» **Exercise task**: Exclude the pictures and reproduce the remaining data exactly as written.

» **Data for this exercise**:
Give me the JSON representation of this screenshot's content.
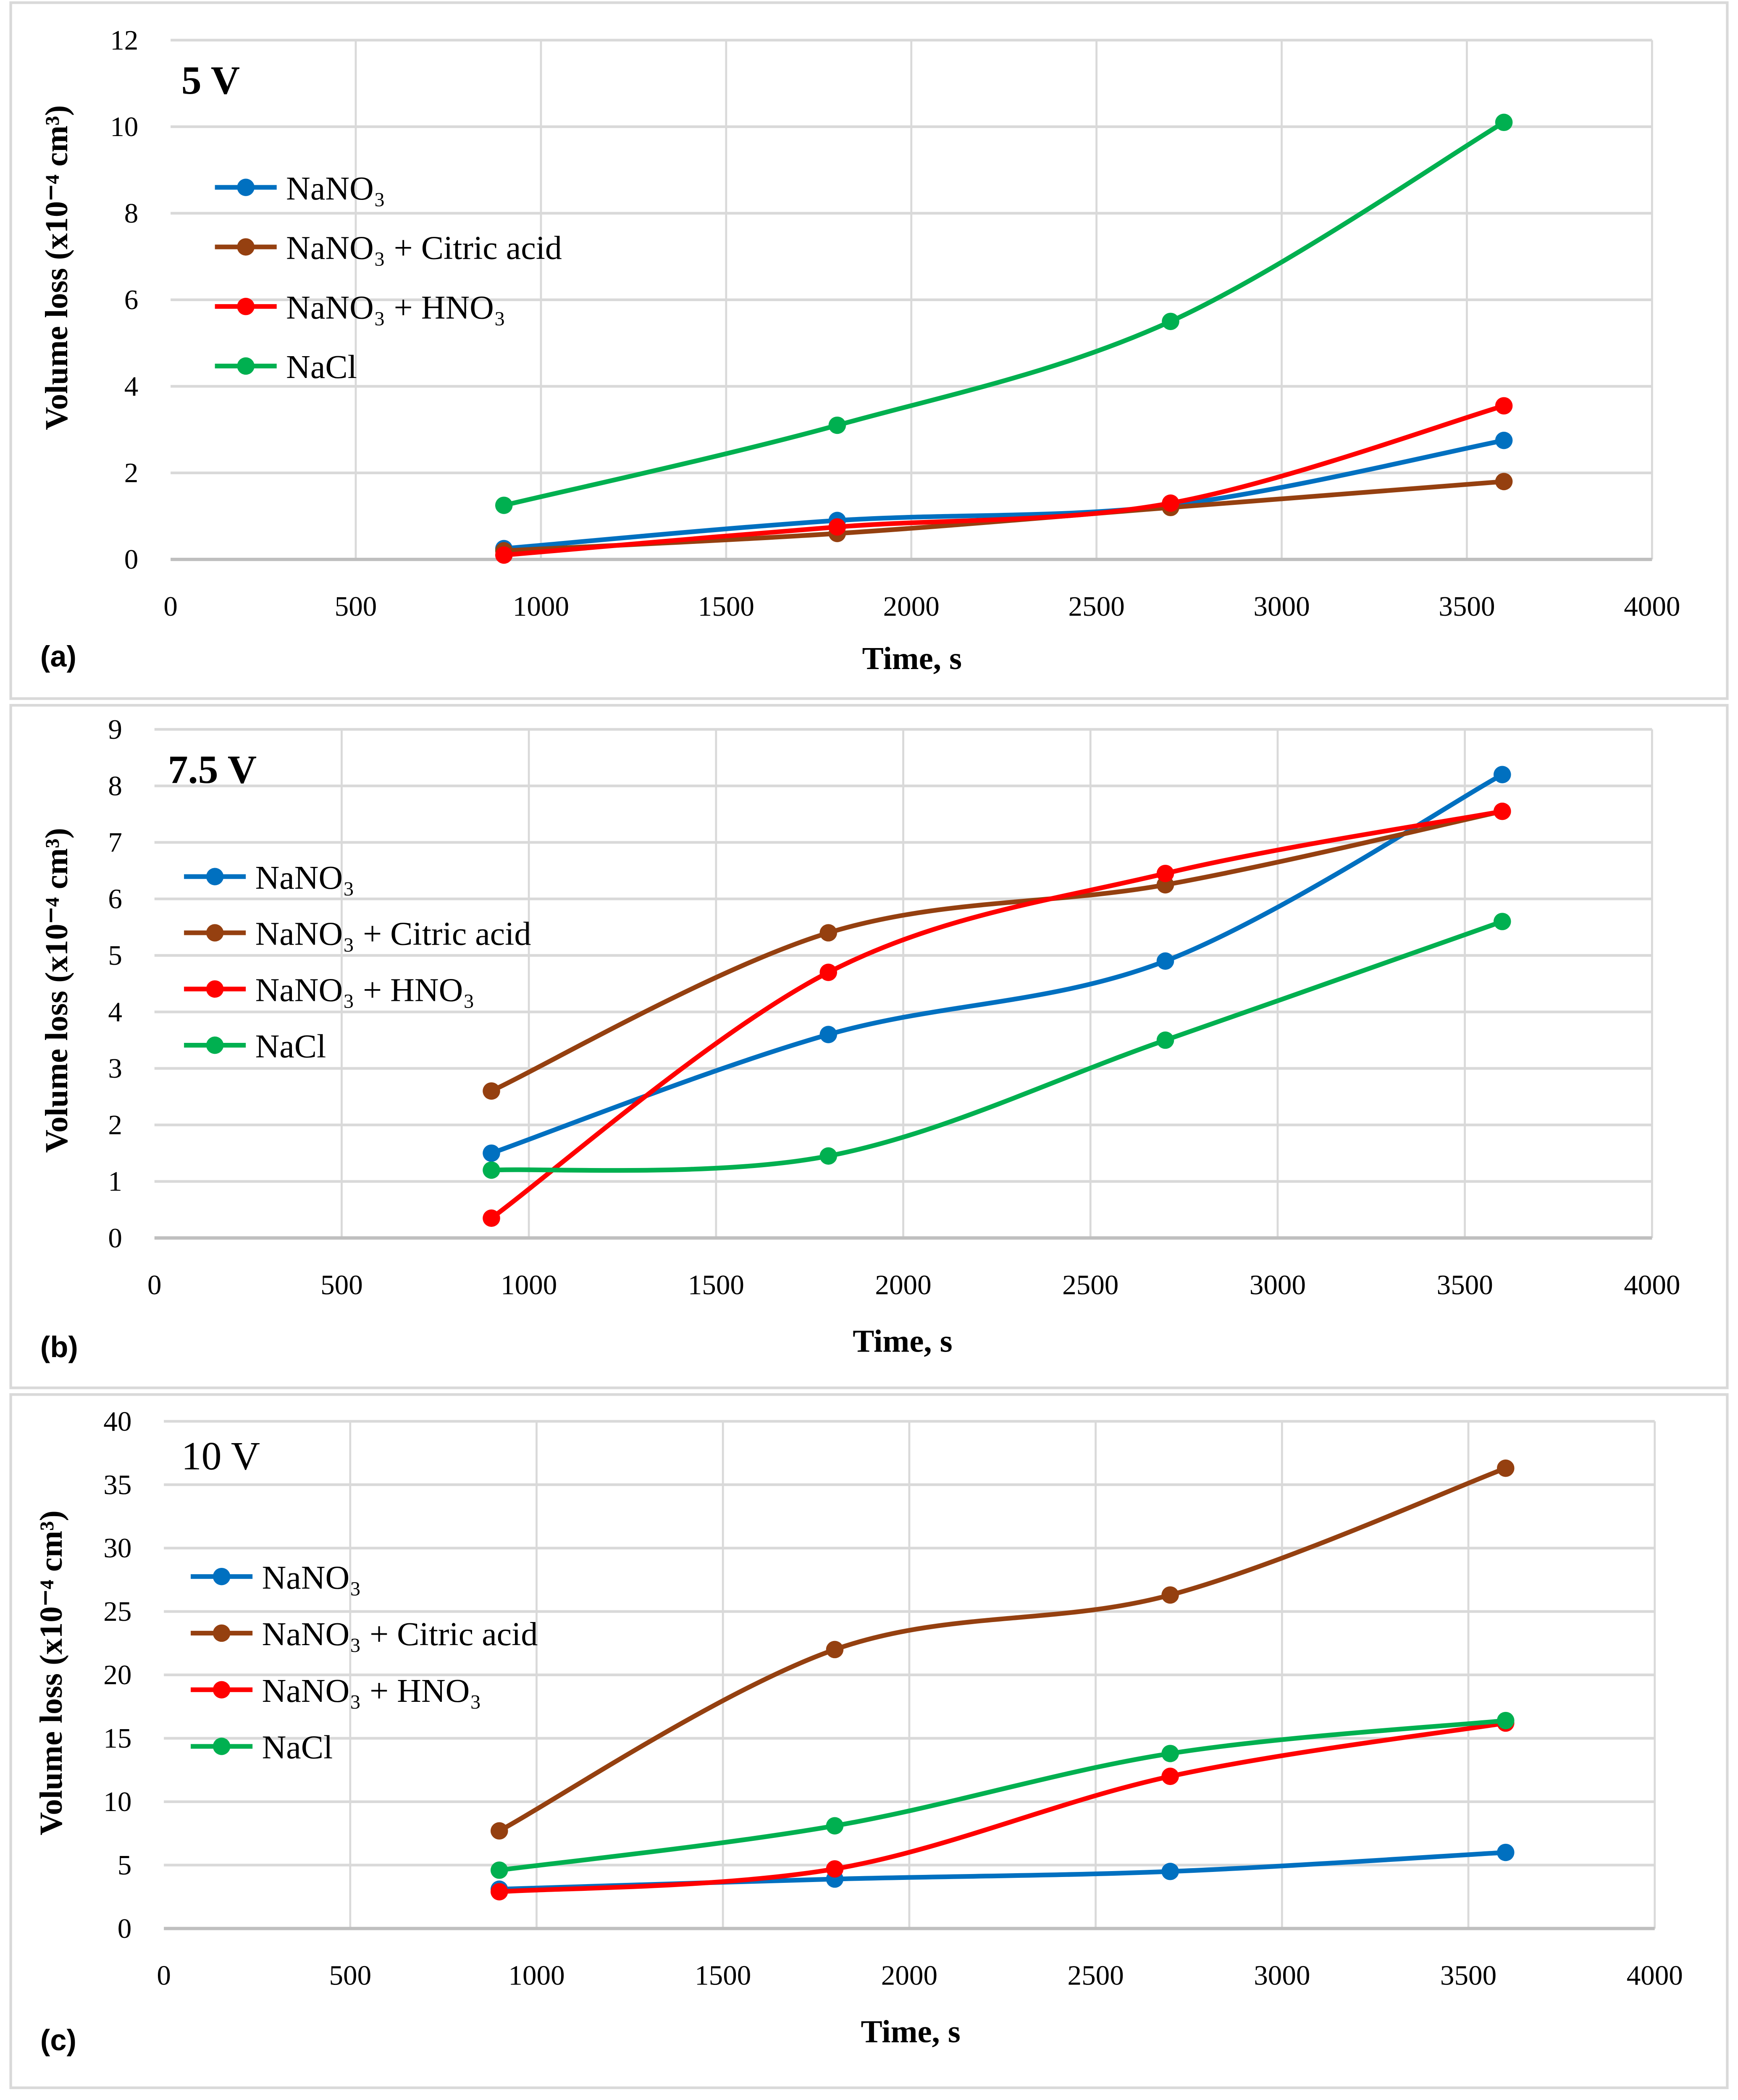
{
  "colors": {
    "NaNO3": "#0070c0",
    "Citric": "#954010",
    "HNO3": "#ff0000",
    "NaCl": "#00b050",
    "grid": "#d9d9d9",
    "frame": "#bfbfbf"
  },
  "chart_data": [
    {
      "type": "line",
      "panel_label": "(a)",
      "title": "5 V",
      "title_bold": true,
      "xlabel": "Time, s",
      "ylabel": "Volume loss (x10⁻⁴ cm³)",
      "xlim": [
        0,
        4000
      ],
      "ylim": [
        0,
        12
      ],
      "xticks": [
        "0",
        "500",
        "1000",
        "1500",
        "2000",
        "2500",
        "3000",
        "3500",
        "4000"
      ],
      "yticks": [
        "0",
        "2",
        "4",
        "6",
        "8",
        "10",
        "12"
      ],
      "x": [
        900,
        1800,
        2700,
        3600
      ],
      "series": [
        {
          "name": "NaNO₃",
          "key": "NaNO3",
          "values": [
            0.25,
            0.9,
            1.25,
            2.75
          ]
        },
        {
          "name": "NaNO₃ + Citric acid",
          "key": "Citric",
          "values": [
            0.2,
            0.6,
            1.2,
            1.8
          ]
        },
        {
          "name": "NaNO₃ + HNO₃",
          "key": "HNO3",
          "values": [
            0.1,
            0.75,
            1.3,
            3.55
          ]
        },
        {
          "name": "NaCl",
          "key": "NaCl",
          "values": [
            1.25,
            3.1,
            5.5,
            10.1
          ]
        }
      ],
      "grid": true,
      "legend": "top-left"
    },
    {
      "type": "line",
      "panel_label": "(b)",
      "title": "7.5 V",
      "title_bold": true,
      "xlabel": "Time, s",
      "ylabel": "Volume loss (x10⁻⁴ cm³)",
      "xlim": [
        0,
        4000
      ],
      "ylim": [
        0,
        9
      ],
      "xticks": [
        "0",
        "500",
        "1000",
        "1500",
        "2000",
        "2500",
        "3000",
        "3500",
        "4000"
      ],
      "yticks": [
        "0",
        "1",
        "2",
        "3",
        "4",
        "5",
        "6",
        "7",
        "8",
        "9"
      ],
      "x": [
        900,
        1800,
        2700,
        3600
      ],
      "series": [
        {
          "name": "NaNO₃",
          "key": "NaNO3",
          "values": [
            1.5,
            3.6,
            4.9,
            8.2
          ]
        },
        {
          "name": "NaNO₃ + Citric acid",
          "key": "Citric",
          "values": [
            2.6,
            5.4,
            6.25,
            7.55
          ]
        },
        {
          "name": "NaNO₃ + HNO₃",
          "key": "HNO3",
          "values": [
            0.35,
            4.7,
            6.45,
            7.55
          ]
        },
        {
          "name": "NaCl",
          "key": "NaCl",
          "values": [
            1.2,
            1.45,
            3.5,
            5.6
          ]
        }
      ],
      "grid": true,
      "legend": "top-left"
    },
    {
      "type": "line",
      "panel_label": "(c)",
      "title": "10 V",
      "title_bold": false,
      "xlabel": "Time, s",
      "ylabel": "Volume loss (x10⁻⁴ cm³)",
      "xlim": [
        0,
        4000
      ],
      "ylim": [
        0,
        40
      ],
      "xticks": [
        "0",
        "500",
        "1000",
        "1500",
        "2000",
        "2500",
        "3000",
        "3500",
        "4000"
      ],
      "yticks": [
        "0",
        "5",
        "10",
        "15",
        "20",
        "25",
        "30",
        "35",
        "40"
      ],
      "x": [
        900,
        1800,
        2700,
        3600
      ],
      "series": [
        {
          "name": "NaNO₃",
          "key": "NaNO3",
          "values": [
            3.1,
            3.9,
            4.5,
            6.0
          ]
        },
        {
          "name": "NaNO₃ + Citric acid",
          "key": "Citric",
          "values": [
            7.7,
            22.0,
            26.3,
            36.3
          ]
        },
        {
          "name": "NaNO₃ + HNO₃",
          "key": "HNO3",
          "values": [
            2.9,
            4.7,
            12.0,
            16.2
          ]
        },
        {
          "name": "NaCl",
          "key": "NaCl",
          "values": [
            4.6,
            8.1,
            13.8,
            16.4
          ]
        }
      ],
      "grid": true,
      "legend": "top-left"
    }
  ]
}
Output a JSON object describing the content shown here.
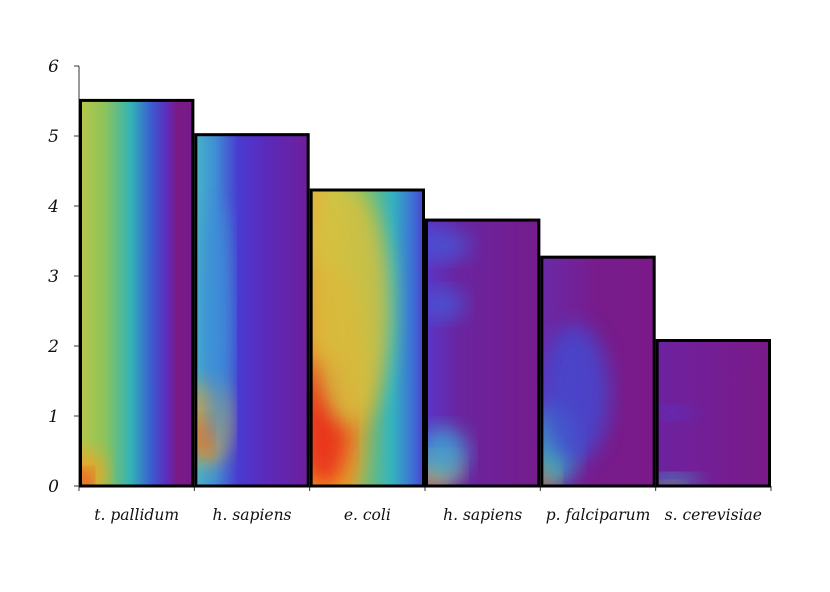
{
  "chart_data": {
    "type": "bar",
    "categories": [
      "t. pallidum",
      "h. sapiens",
      "e. coli",
      "h. sapiens",
      "p. falciparum",
      "s. cerevisiae"
    ],
    "values": [
      5.53,
      5.04,
      4.25,
      3.82,
      3.29,
      2.1
    ],
    "title": "",
    "xlabel": "",
    "ylabel": "",
    "ylim": [
      0,
      6
    ],
    "yticks": [
      "0",
      "1",
      "2",
      "3",
      "4",
      "5",
      "6"
    ],
    "grid": false,
    "legend": "none",
    "bar_outline_color": "#000000",
    "gradient_colors": [
      "#e8231e",
      "#f6a020",
      "#b9c94a",
      "#2fb8b8",
      "#3f46cf",
      "#7a1a86"
    ]
  }
}
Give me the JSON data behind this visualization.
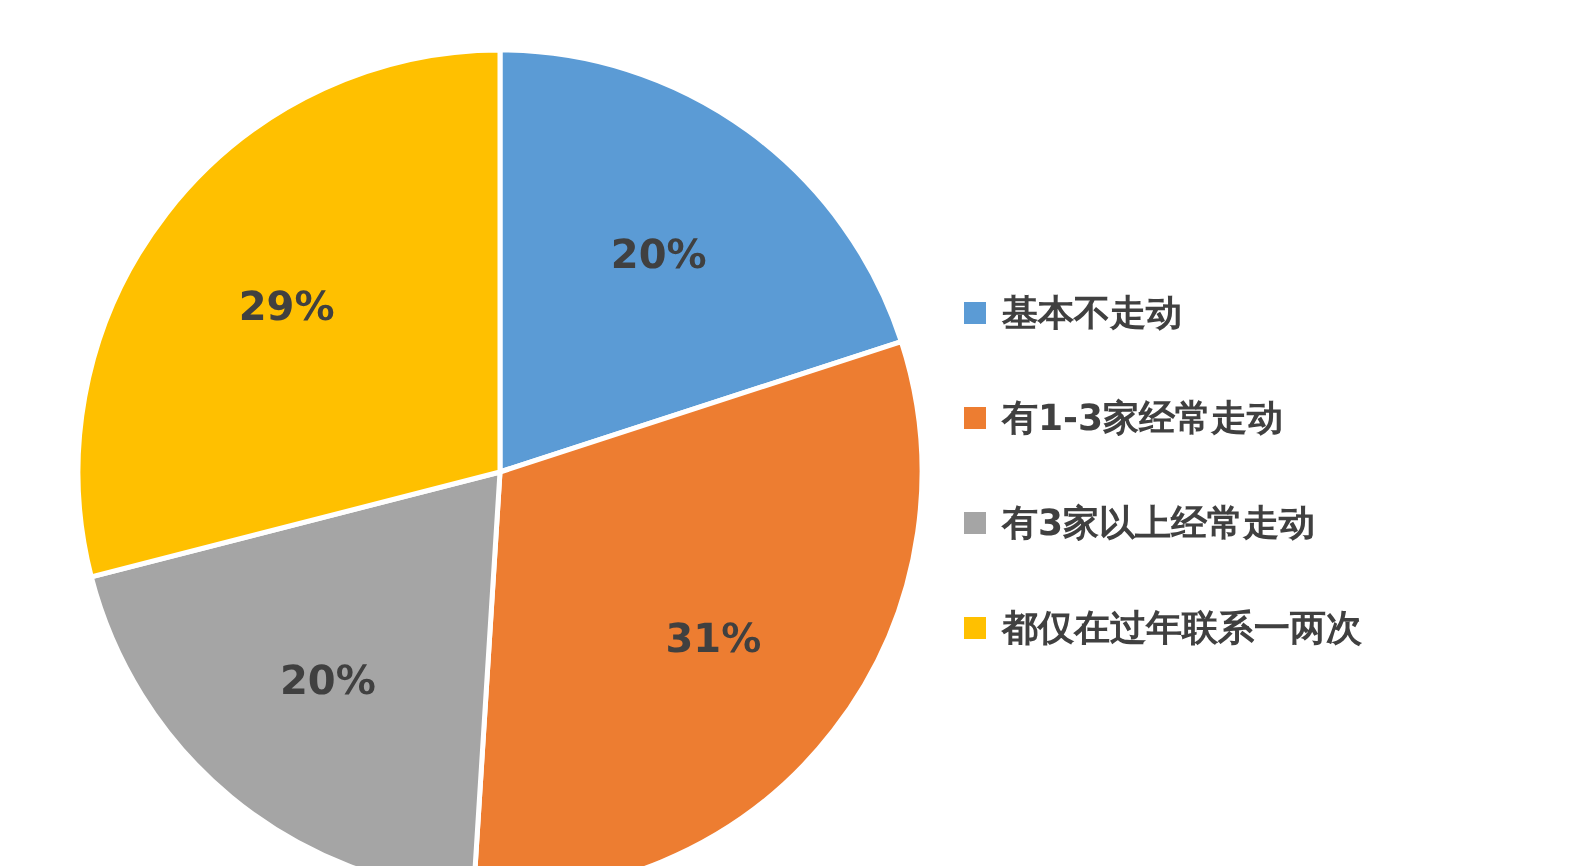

» **Reply to the task**:
Give me the JSON representation of this screenshot's content.
{
  "colors": {
    "NaNO3": "#0070c0",
    "Citric": "#954010",
    "HNO3": "#ff0000",
    "NaCl": "#00b050",
    "grid": "#d9d9d9",
    "frame": "#bfbfbf"
  },
  "chart_data": [
    {
      "type": "line",
      "panel_label": "(a)",
      "title": "5 V",
      "title_bold": true,
      "xlabel": "Time, s",
      "ylabel": "Volume loss (x10⁻⁴ cm³)",
      "xlim": [
        0,
        4000
      ],
      "ylim": [
        0,
        12
      ],
      "xticks": [
        "0",
        "500",
        "1000",
        "1500",
        "2000",
        "2500",
        "3000",
        "3500",
        "4000"
      ],
      "yticks": [
        "0",
        "2",
        "4",
        "6",
        "8",
        "10",
        "12"
      ],
      "x": [
        900,
        1800,
        2700,
        3600
      ],
      "series": [
        {
          "name": "NaNO₃",
          "key": "NaNO3",
          "values": [
            0.25,
            0.9,
            1.25,
            2.75
          ]
        },
        {
          "name": "NaNO₃ + Citric acid",
          "key": "Citric",
          "values": [
            0.2,
            0.6,
            1.2,
            1.8
          ]
        },
        {
          "name": "NaNO₃ + HNO₃",
          "key": "HNO3",
          "values": [
            0.1,
            0.75,
            1.3,
            3.55
          ]
        },
        {
          "name": "NaCl",
          "key": "NaCl",
          "values": [
            1.25,
            3.1,
            5.5,
            10.1
          ]
        }
      ],
      "grid": true,
      "legend": "top-left"
    },
    {
      "type": "line",
      "panel_label": "(b)",
      "title": "7.5 V",
      "title_bold": true,
      "xlabel": "Time, s",
      "ylabel": "Volume loss (x10⁻⁴ cm³)",
      "xlim": [
        0,
        4000
      ],
      "ylim": [
        0,
        9
      ],
      "xticks": [
        "0",
        "500",
        "1000",
        "1500",
        "2000",
        "2500",
        "3000",
        "3500",
        "4000"
      ],
      "yticks": [
        "0",
        "1",
        "2",
        "3",
        "4",
        "5",
        "6",
        "7",
        "8",
        "9"
      ],
      "x": [
        900,
        1800,
        2700,
        3600
      ],
      "series": [
        {
          "name": "NaNO₃",
          "key": "NaNO3",
          "values": [
            1.5,
            3.6,
            4.9,
            8.2
          ]
        },
        {
          "name": "NaNO₃ + Citric acid",
          "key": "Citric",
          "values": [
            2.6,
            5.4,
            6.25,
            7.55
          ]
        },
        {
          "name": "NaNO₃ + HNO₃",
          "key": "HNO3",
          "values": [
            0.35,
            4.7,
            6.45,
            7.55
          ]
        },
        {
          "name": "NaCl",
          "key": "NaCl",
          "values": [
            1.2,
            1.45,
            3.5,
            5.6
          ]
        }
      ],
      "grid": true,
      "legend": "top-left"
    },
    {
      "type": "line",
      "panel_label": "(c)",
      "title": "10 V",
      "title_bold": false,
      "xlabel": "Time, s",
      "ylabel": "Volume loss (x10⁻⁴ cm³)",
      "xlim": [
        0,
        4000
      ],
      "ylim": [
        0,
        40
      ],
      "xticks": [
        "0",
        "500",
        "1000",
        "1500",
        "2000",
        "2500",
        "3000",
        "3500",
        "4000"
      ],
      "yticks": [
        "0",
        "5",
        "10",
        "15",
        "20",
        "25",
        "30",
        "35",
        "40"
      ],
      "x": [
        900,
        1800,
        2700,
        3600
      ],
      "series": [
        {
          "name": "NaNO₃",
          "key": "NaNO3",
          "values": [
            3.1,
            3.9,
            4.5,
            6.0
          ]
        },
        {
          "name": "NaNO₃ + Citric acid",
          "key": "Citric",
          "values": [
            7.7,
            22.0,
            26.3,
            36.3
          ]
        },
        {
          "name": "NaNO₃ + HNO₃",
          "key": "HNO3",
          "values": [
            2.9,
            4.7,
            12.0,
            16.2
          ]
        },
        {
          "name": "NaCl",
          "key": "NaCl",
          "values": [
            4.6,
            8.1,
            13.8,
            16.4
          ]
        }
      ],
      "grid": true,
      "legend": "top-left"
    }
  ]
}
Output a JSON object describing the content shown here.
{
  "chart_data": {
    "type": "bar",
    "categories": [
      "t. pallidum",
      "h. sapiens",
      "e. coli",
      "h. sapiens",
      "p. falciparum",
      "s. cerevisiae"
    ],
    "values": [
      5.53,
      5.04,
      4.25,
      3.82,
      3.29,
      2.1
    ],
    "title": "",
    "xlabel": "",
    "ylabel": "",
    "ylim": [
      0,
      6
    ],
    "yticks": [
      "0",
      "1",
      "2",
      "3",
      "4",
      "5",
      "6"
    ],
    "grid": false,
    "legend": "none",
    "bar_outline_color": "#000000",
    "gradient_colors": [
      "#e8231e",
      "#f6a020",
      "#b9c94a",
      "#2fb8b8",
      "#3f46cf",
      "#7a1a86"
    ]
  }
}
Give me the JSON data behind this visualization.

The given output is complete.